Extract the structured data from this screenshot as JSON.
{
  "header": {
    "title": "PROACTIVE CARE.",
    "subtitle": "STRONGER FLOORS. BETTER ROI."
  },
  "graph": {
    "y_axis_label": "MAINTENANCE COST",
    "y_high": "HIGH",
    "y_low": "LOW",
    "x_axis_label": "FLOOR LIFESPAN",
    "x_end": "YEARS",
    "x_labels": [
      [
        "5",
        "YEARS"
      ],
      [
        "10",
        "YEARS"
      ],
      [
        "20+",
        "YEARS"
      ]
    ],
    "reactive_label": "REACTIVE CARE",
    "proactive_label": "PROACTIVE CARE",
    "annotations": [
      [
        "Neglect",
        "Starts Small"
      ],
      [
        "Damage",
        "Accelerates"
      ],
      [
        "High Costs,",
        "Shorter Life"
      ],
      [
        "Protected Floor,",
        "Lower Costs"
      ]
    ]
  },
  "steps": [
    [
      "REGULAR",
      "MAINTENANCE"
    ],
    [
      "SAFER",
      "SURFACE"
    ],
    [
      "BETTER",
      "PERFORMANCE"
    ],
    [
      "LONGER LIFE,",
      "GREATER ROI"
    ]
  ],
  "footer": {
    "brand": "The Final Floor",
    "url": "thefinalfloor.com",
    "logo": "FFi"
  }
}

(WRITTEN EXERCISE): Above are some records. Print them all exactly.

(WRITTEN ANSWER):
Extract the structured data from this screenshot as JSON.
{
  "header": {
    "title": "PROACTIVE CARE.",
    "subtitle": "STRONGER FLOORS. BETTER ROI."
  },
  "graph": {
    "y_axis_label": "MAINTENANCE COST",
    "y_high": "HIGH",
    "y_low": "LOW",
    "x_axis_label": "FLOOR LIFESPAN",
    "x_end": "YEARS",
    "x_labels": [
      [
        "5",
        "YEARS"
      ],
      [
        "10",
        "YEARS"
      ],
      [
        "20+",
        "YEARS"
      ]
    ],
    "reactive_label": "REACTIVE CARE",
    "proactive_label": "PROACTIVE CARE",
    "annotations": [
      [
        "Neglect",
        "Starts Small"
      ],
      [
        "Damage",
        "Accelerates"
      ],
      [
        "High Costs,",
        "Shorter Life"
      ],
      [
        "Protected Floor,",
        "Lower Costs"
      ]
    ]
  },
  "steps": [
    [
      "REGULAR",
      "MAINTENANCE"
    ],
    [
      "SAFER",
      "SURFACE"
    ],
    [
      "BETTER",
      "PERFORMANCE"
    ],
    [
      "LONGER LIFE,",
      "GREATER ROI"
    ]
  ],
  "footer": {
    "brand": "The Final Floor",
    "url": "thefinalfloor.com",
    "logo": "FFi"
  }
}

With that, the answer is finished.